Dataset excerpt
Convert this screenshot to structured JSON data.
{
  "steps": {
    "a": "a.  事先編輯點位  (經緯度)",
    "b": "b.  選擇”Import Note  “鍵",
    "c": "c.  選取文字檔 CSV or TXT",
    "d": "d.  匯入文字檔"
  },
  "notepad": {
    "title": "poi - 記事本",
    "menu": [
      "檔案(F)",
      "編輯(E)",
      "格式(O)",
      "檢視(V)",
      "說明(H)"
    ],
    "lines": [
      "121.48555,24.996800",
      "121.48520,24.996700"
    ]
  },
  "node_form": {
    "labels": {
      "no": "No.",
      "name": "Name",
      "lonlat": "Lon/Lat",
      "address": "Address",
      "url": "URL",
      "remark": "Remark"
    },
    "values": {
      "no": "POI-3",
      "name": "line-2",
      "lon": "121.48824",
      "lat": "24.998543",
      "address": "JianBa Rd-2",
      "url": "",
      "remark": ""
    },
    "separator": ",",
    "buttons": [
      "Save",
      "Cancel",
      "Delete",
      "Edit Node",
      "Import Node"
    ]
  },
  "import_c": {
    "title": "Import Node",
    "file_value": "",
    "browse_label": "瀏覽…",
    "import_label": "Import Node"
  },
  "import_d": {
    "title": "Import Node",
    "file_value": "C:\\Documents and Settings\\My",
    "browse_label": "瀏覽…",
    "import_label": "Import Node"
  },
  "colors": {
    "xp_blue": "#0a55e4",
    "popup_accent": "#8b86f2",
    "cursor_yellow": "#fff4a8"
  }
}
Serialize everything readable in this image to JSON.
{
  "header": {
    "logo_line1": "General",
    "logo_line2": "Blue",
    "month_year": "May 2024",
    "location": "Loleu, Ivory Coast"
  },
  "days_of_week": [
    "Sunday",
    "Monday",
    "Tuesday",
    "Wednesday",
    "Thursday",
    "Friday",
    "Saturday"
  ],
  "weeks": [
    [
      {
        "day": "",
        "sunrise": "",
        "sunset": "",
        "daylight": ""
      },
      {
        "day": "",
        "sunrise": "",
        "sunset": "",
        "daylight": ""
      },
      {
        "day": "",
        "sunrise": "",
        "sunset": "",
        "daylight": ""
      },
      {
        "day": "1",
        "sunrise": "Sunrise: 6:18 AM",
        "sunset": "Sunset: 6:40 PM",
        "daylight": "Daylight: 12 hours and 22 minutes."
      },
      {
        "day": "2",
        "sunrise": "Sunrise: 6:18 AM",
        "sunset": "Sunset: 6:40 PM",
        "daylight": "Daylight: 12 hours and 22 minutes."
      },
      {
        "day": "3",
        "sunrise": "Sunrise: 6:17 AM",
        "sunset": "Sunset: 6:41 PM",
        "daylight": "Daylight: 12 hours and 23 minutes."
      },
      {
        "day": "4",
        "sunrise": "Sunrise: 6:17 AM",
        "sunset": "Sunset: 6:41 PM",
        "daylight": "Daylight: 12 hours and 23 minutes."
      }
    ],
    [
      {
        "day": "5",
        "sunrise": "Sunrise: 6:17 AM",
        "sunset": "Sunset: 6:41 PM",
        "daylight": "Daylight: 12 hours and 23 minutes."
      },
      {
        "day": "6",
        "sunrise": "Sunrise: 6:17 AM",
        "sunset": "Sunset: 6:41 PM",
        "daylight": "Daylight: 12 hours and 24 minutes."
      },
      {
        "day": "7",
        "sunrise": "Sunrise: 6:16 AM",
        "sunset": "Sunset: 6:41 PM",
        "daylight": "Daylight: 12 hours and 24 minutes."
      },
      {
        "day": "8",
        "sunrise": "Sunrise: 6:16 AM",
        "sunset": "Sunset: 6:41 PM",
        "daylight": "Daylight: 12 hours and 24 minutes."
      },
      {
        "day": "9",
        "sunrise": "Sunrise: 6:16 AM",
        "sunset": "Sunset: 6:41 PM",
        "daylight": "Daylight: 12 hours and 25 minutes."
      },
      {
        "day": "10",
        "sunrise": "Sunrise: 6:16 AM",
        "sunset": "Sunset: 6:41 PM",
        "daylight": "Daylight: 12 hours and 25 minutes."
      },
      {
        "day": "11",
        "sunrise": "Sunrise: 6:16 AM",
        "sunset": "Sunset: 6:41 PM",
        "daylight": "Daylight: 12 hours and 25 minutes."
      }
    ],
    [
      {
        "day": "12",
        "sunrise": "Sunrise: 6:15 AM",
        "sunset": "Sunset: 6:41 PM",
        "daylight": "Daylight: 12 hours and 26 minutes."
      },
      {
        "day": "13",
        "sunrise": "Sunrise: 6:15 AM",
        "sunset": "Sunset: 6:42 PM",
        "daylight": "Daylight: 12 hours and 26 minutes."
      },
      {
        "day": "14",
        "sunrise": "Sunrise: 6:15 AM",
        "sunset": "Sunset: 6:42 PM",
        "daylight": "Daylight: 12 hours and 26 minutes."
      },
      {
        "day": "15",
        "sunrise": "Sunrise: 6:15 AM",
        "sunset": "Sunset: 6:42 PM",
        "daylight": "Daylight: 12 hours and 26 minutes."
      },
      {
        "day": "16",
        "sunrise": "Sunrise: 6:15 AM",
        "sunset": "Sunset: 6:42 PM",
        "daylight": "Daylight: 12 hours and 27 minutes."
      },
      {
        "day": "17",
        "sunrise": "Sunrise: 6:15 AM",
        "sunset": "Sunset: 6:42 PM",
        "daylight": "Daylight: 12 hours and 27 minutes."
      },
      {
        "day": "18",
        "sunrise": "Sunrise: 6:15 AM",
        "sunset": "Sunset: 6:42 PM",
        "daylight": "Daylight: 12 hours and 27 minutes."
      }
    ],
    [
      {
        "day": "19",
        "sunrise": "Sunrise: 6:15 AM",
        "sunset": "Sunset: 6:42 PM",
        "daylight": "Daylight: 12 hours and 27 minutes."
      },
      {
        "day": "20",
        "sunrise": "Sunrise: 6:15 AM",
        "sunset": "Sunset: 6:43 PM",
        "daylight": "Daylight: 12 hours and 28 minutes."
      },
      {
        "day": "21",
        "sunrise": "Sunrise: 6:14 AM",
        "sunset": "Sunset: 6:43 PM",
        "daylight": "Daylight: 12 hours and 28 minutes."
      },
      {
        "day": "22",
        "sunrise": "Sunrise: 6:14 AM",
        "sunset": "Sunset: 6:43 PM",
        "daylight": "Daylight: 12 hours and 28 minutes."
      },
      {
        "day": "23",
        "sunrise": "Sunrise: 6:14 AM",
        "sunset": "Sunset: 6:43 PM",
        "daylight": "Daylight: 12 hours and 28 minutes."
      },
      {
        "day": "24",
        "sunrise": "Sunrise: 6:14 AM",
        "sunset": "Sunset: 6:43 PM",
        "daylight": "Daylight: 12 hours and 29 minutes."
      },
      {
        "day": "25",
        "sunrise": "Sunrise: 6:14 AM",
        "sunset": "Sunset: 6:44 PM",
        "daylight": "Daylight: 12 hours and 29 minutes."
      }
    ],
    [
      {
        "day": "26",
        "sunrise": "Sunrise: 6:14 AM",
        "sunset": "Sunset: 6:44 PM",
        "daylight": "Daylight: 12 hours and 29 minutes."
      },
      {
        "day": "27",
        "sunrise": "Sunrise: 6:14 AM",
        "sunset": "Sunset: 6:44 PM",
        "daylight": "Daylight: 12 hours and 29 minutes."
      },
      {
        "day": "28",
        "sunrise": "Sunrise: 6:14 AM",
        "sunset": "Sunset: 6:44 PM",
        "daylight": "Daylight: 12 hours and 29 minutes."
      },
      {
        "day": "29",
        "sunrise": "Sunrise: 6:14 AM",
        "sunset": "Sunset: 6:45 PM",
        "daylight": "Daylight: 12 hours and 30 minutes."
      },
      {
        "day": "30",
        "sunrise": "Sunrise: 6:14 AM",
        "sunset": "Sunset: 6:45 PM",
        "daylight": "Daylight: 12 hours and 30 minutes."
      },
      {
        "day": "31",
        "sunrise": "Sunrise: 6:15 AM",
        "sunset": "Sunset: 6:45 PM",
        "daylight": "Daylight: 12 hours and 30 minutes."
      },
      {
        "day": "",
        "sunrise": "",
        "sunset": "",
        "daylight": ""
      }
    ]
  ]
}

## Set exercise
Lines containing the word "this" must all be returned from the material above.

## Response to the exercise
Convert this screenshot to structured JSON data.
Serialize everything readable in this image to JSON.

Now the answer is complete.